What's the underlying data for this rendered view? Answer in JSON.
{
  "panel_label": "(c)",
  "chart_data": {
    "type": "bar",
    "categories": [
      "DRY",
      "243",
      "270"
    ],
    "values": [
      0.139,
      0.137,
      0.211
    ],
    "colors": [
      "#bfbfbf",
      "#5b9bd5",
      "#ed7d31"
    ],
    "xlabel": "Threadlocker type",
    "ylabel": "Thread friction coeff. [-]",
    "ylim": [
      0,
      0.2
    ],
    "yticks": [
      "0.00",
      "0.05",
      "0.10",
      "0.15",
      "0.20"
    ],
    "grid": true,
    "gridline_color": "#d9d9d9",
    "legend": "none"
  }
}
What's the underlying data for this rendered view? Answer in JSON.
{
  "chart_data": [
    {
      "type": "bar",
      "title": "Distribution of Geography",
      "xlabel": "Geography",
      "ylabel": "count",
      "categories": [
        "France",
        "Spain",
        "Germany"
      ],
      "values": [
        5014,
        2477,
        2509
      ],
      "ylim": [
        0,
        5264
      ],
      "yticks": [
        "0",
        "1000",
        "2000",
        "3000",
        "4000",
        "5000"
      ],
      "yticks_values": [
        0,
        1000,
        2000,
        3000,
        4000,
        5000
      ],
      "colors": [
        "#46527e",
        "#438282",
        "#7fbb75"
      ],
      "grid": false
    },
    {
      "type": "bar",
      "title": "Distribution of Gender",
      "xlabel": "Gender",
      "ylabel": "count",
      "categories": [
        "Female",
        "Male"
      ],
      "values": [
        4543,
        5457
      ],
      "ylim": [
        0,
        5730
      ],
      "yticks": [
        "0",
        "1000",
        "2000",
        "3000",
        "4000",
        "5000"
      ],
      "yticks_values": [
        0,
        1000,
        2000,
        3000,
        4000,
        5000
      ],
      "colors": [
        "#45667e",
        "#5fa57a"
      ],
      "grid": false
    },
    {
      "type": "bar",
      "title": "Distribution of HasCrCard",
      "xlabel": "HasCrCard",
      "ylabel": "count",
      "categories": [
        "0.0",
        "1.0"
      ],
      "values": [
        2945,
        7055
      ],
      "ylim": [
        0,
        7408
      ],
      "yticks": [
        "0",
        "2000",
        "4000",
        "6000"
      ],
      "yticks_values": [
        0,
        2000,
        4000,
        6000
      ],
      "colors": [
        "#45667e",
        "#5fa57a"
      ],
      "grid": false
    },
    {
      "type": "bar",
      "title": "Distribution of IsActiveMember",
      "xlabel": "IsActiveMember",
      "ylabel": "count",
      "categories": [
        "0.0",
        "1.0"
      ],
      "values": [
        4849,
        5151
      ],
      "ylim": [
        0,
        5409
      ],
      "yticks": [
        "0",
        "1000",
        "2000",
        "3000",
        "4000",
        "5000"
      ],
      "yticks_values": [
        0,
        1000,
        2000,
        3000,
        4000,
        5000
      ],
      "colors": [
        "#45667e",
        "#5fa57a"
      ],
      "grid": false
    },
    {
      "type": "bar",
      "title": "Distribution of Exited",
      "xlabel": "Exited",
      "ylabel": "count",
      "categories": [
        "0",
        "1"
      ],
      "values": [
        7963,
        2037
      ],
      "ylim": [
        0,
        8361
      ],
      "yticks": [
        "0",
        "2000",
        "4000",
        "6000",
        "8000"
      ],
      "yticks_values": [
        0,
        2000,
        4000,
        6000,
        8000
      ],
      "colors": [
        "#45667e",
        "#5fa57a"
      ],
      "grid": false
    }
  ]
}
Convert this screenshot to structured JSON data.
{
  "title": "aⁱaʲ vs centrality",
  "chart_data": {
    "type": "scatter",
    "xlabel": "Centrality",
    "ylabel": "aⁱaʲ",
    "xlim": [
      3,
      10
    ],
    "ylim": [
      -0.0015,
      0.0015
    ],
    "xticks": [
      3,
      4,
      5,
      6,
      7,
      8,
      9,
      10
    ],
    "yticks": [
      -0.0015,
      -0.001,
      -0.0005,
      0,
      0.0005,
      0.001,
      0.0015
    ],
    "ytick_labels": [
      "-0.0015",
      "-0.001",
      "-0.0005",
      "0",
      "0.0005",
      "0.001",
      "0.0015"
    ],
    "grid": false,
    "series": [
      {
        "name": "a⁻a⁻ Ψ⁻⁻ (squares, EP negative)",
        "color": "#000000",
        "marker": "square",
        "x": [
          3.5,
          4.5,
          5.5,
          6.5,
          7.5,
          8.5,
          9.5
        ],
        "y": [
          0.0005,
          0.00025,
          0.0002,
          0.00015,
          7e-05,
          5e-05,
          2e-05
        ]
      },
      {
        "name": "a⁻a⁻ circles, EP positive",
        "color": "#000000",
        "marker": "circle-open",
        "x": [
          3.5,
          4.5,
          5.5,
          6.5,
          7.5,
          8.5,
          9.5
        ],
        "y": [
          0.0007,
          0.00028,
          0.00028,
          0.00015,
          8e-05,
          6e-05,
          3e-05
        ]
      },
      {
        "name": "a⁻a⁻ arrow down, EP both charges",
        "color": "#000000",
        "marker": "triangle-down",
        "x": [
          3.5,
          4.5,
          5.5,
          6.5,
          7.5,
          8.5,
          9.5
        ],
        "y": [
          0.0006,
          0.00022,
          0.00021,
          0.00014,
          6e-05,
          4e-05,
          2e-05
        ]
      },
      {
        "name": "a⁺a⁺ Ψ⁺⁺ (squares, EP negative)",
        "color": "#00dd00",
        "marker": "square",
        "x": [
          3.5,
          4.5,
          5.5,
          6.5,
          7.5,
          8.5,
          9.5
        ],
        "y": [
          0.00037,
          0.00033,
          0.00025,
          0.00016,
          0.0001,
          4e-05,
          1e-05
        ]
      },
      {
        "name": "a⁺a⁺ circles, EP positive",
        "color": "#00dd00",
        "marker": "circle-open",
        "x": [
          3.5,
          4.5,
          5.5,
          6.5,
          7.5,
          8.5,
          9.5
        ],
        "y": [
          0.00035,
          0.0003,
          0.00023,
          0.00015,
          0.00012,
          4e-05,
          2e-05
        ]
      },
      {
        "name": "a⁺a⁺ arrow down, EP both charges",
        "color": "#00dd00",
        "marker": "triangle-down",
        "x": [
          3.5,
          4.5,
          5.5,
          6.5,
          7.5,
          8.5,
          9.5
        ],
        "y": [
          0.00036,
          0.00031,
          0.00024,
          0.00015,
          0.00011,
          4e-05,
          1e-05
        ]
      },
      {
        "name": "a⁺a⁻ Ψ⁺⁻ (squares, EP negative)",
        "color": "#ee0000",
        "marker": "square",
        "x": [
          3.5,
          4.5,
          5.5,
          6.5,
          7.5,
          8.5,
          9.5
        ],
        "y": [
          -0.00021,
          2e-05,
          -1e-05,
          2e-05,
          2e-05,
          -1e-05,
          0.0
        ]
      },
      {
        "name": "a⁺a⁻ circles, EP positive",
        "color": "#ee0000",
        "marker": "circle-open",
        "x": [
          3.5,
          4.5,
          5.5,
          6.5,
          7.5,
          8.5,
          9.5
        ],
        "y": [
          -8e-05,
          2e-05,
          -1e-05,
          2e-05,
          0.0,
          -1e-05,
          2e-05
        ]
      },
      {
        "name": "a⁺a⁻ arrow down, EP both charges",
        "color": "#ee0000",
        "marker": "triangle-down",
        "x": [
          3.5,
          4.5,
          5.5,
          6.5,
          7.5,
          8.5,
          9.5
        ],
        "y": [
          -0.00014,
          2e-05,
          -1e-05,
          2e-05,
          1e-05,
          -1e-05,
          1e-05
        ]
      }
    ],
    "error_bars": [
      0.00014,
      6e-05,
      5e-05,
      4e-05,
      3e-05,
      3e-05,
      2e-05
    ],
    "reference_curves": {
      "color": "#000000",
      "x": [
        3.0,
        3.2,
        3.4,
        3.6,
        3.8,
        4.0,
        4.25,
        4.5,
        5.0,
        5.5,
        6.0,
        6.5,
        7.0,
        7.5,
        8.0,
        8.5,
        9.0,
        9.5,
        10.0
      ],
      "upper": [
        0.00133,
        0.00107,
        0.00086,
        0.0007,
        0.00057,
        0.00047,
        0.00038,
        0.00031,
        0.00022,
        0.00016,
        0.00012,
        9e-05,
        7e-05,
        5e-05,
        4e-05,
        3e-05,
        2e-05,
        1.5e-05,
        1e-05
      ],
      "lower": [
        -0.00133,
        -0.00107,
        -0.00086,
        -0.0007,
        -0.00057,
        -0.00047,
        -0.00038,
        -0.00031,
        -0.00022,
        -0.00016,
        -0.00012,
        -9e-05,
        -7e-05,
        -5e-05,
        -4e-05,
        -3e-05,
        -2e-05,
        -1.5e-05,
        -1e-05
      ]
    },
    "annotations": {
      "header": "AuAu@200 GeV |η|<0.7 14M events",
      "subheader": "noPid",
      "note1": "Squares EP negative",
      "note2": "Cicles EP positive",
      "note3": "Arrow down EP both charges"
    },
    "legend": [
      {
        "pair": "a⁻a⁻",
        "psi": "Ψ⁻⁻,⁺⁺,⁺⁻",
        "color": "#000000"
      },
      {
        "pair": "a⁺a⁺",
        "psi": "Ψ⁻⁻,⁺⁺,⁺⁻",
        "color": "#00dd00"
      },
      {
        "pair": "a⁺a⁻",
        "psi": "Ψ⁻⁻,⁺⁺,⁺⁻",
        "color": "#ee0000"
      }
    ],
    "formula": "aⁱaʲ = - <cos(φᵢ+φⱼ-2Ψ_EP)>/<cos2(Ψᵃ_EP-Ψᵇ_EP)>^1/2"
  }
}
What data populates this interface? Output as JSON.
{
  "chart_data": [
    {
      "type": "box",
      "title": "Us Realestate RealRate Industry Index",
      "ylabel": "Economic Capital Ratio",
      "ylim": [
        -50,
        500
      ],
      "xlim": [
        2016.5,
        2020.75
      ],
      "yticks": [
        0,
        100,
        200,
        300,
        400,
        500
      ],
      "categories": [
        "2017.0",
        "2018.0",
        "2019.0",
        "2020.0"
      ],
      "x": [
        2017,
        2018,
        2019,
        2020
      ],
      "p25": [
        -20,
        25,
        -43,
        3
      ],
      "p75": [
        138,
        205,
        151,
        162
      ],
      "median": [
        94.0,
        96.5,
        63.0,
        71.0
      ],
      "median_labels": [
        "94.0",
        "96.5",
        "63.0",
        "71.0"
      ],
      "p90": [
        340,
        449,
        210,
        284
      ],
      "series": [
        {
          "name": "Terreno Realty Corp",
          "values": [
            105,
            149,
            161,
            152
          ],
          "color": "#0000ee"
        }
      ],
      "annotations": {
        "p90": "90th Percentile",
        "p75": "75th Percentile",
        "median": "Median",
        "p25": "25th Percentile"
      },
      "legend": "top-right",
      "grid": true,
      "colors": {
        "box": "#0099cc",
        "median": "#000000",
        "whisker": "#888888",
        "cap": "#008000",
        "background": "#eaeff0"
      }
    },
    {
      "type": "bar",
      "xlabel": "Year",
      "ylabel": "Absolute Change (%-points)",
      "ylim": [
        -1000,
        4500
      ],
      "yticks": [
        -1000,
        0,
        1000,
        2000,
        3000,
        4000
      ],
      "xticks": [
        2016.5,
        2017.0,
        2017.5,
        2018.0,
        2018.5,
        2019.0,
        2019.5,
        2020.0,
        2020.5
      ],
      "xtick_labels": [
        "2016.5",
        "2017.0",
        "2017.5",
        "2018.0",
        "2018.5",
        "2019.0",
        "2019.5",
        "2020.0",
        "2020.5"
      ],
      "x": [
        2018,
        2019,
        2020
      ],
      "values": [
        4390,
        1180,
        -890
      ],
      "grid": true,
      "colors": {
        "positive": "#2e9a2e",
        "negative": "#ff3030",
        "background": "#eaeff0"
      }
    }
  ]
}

::::

__Stated task__
Take every line containing the word "HasCrCard" and copy it.

__Correct answer__
      "title": "Distribution of HasCrCard",
      "xlabel": "HasCrCard",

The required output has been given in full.